## [Task to carry out]
Locate the string "data" in the listing below. Copy every line where it is found.

## [Rows]
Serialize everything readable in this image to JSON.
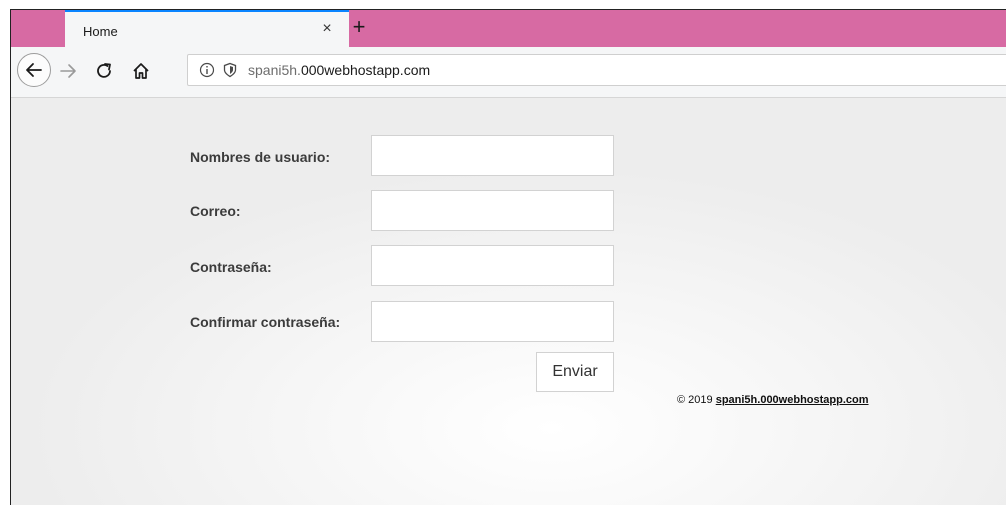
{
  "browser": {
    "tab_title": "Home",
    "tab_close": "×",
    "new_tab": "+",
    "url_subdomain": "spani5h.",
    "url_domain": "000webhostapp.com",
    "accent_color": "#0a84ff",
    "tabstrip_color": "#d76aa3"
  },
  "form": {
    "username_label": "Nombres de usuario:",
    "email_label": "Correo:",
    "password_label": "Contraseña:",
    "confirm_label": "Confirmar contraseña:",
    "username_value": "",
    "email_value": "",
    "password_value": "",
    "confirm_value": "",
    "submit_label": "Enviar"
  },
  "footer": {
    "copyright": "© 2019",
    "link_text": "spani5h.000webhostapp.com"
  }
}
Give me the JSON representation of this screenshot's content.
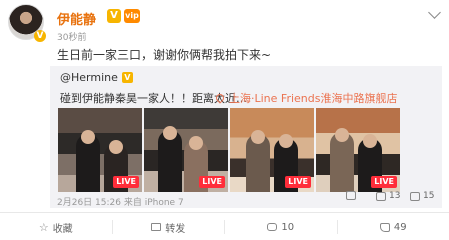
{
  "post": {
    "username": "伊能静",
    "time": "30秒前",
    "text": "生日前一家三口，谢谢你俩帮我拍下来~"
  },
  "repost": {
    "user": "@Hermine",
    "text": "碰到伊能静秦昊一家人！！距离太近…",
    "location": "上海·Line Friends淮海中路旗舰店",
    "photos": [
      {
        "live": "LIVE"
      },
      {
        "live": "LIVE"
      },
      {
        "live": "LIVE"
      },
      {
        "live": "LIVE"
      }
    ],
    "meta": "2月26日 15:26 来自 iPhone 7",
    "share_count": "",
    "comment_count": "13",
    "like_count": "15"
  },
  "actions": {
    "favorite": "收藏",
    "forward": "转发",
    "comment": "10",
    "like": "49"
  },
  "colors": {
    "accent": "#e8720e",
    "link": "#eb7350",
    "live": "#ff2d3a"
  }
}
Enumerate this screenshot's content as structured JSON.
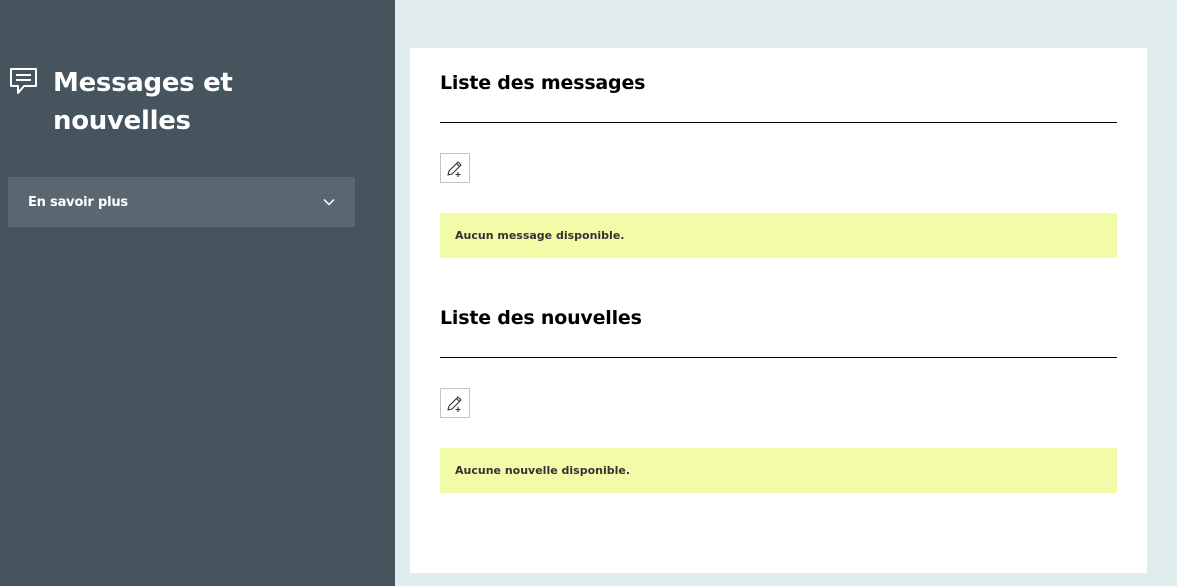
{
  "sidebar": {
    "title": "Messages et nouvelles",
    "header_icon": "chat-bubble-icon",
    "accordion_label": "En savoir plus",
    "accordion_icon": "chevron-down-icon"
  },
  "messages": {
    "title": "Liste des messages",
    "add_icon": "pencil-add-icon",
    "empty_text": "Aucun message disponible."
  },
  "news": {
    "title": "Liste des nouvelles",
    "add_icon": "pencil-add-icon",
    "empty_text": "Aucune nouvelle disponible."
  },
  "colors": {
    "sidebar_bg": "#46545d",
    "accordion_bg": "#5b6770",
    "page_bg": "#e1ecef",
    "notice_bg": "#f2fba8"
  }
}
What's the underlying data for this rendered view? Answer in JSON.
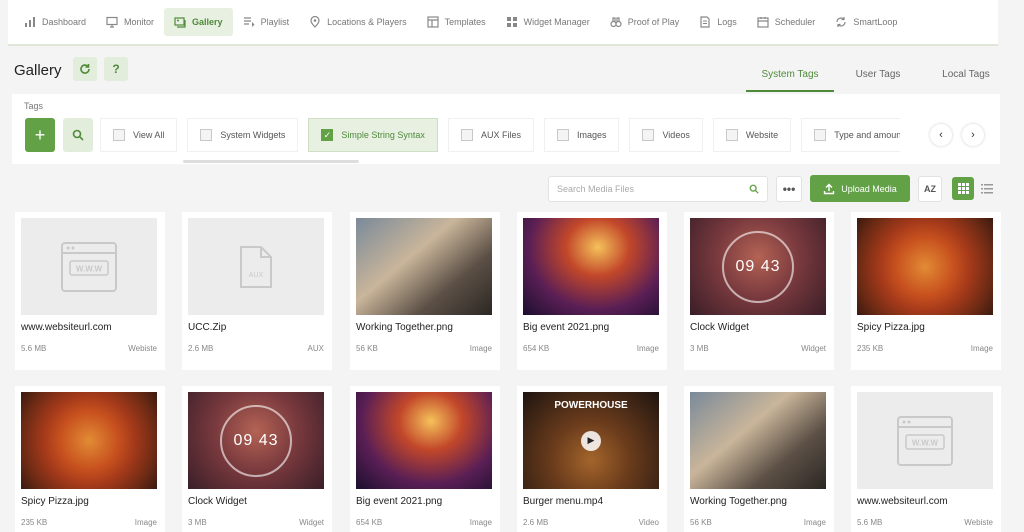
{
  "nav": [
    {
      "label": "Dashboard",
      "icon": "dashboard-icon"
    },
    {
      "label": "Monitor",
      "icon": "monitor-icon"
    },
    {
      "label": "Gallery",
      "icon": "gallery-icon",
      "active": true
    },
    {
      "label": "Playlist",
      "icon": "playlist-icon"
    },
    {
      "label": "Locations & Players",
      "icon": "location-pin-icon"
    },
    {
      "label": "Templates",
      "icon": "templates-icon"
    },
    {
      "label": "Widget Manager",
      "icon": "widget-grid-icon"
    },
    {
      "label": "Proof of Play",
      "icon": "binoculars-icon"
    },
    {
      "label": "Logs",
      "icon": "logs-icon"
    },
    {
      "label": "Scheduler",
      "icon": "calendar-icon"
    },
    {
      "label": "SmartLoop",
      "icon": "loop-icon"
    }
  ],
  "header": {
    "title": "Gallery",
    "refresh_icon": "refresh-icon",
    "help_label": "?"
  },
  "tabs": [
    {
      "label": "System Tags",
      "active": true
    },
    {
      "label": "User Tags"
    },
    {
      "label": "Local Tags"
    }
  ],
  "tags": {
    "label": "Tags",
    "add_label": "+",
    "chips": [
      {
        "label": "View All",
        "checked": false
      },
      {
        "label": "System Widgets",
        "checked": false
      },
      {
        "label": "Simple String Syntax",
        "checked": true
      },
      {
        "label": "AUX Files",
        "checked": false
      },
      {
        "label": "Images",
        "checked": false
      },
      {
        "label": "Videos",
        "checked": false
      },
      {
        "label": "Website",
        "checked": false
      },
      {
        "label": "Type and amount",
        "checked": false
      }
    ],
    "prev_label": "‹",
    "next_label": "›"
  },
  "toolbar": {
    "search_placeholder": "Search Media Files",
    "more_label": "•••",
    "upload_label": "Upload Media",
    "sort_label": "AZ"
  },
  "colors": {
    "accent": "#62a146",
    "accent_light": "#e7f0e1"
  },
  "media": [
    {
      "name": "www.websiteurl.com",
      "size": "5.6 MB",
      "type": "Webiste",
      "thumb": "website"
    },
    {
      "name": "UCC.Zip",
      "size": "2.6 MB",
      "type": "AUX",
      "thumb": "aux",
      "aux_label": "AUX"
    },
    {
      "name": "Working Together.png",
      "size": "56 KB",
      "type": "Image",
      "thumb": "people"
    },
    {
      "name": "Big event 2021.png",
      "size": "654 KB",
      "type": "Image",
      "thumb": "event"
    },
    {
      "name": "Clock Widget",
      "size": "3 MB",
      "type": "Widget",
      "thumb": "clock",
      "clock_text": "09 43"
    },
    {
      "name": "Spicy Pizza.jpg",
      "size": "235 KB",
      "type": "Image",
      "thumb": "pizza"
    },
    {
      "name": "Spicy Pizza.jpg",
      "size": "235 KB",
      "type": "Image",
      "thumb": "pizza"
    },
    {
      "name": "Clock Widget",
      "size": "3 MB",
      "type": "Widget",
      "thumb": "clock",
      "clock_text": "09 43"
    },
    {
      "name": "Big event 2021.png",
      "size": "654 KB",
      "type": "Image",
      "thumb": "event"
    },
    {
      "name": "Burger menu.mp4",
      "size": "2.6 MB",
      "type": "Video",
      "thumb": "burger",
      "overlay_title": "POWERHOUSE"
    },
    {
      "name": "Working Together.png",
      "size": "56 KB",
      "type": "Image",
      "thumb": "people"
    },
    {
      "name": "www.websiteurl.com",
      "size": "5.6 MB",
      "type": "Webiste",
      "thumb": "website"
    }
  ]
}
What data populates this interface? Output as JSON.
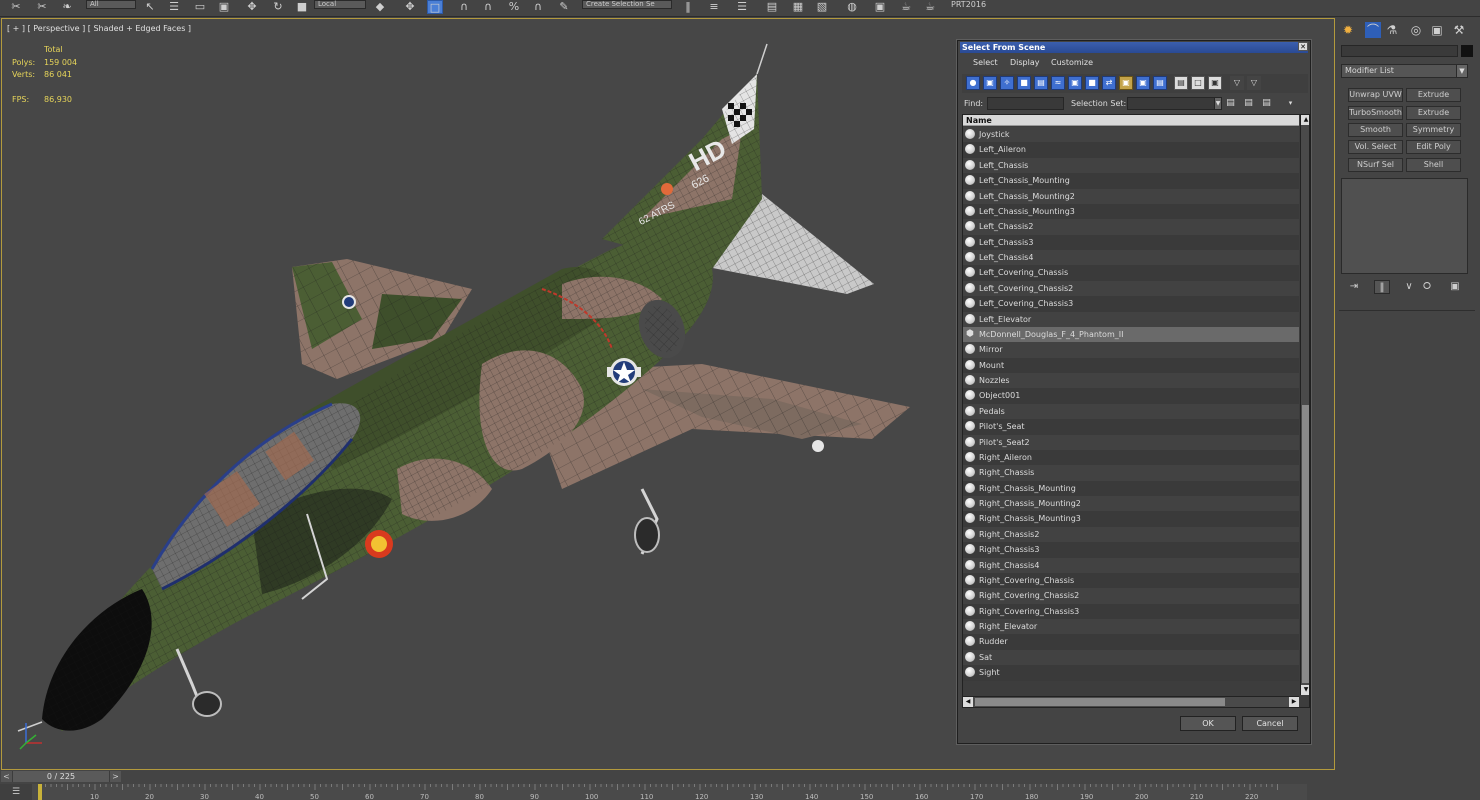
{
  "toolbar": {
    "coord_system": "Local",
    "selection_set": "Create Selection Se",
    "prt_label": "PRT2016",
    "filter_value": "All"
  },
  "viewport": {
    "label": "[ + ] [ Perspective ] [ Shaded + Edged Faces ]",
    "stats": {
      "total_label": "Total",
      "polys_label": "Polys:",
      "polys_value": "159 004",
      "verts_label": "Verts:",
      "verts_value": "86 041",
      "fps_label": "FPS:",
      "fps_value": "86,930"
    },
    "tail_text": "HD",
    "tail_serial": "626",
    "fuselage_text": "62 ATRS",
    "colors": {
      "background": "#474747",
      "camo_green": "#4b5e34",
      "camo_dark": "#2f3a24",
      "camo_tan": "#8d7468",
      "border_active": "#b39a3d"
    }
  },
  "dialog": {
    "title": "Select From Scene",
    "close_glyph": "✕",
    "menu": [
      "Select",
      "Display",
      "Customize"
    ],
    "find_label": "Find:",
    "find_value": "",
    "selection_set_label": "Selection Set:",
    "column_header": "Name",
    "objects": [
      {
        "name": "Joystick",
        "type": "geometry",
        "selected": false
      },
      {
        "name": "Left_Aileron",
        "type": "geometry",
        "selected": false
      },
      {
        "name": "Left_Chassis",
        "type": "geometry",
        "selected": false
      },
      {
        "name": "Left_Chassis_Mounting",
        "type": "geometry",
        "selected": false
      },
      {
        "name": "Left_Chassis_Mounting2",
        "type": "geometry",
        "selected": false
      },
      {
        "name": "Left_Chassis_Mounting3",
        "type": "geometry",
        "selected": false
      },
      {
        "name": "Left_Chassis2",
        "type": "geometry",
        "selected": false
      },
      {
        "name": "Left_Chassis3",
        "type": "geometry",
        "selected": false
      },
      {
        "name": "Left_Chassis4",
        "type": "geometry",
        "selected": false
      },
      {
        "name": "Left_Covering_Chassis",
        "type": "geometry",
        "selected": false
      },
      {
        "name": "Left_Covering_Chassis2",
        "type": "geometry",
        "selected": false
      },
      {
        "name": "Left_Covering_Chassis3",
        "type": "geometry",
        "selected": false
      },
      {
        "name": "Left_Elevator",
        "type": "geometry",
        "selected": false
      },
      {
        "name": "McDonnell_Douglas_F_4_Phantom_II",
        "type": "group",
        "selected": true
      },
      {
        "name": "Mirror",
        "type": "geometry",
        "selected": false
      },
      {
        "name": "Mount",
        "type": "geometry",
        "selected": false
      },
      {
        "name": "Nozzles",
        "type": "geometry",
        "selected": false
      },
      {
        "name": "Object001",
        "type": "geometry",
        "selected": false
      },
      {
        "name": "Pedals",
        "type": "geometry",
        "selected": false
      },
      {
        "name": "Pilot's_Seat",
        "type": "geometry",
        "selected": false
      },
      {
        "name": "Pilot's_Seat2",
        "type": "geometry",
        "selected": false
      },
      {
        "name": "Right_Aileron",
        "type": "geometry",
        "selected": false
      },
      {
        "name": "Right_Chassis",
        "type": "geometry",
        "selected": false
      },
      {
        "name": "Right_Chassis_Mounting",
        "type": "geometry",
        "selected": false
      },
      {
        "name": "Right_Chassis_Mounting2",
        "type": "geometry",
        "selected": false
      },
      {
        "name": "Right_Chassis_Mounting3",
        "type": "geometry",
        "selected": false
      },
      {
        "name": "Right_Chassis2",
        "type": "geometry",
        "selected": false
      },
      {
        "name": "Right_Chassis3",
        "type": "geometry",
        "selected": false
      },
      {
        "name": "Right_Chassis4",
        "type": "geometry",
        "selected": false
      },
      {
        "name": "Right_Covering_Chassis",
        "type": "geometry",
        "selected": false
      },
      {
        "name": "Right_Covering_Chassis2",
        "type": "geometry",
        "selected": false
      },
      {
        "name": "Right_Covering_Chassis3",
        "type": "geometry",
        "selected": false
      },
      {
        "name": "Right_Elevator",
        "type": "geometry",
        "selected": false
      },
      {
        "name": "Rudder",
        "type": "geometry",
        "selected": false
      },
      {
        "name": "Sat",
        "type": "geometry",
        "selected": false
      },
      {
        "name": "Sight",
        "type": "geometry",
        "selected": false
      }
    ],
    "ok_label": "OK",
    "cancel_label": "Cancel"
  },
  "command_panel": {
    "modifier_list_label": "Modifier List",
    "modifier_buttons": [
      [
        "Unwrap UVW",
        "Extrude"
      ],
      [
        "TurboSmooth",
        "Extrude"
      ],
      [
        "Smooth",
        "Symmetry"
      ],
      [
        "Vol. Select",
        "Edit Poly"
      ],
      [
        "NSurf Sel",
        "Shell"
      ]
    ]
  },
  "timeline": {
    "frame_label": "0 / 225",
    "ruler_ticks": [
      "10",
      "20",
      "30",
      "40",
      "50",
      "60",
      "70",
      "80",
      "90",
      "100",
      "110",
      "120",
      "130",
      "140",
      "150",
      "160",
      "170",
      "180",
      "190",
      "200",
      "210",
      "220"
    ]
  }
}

## [Answer below]
What's the underlying data for this rendered view? Answer in JSON.
What data populates this interface? Output as JSON.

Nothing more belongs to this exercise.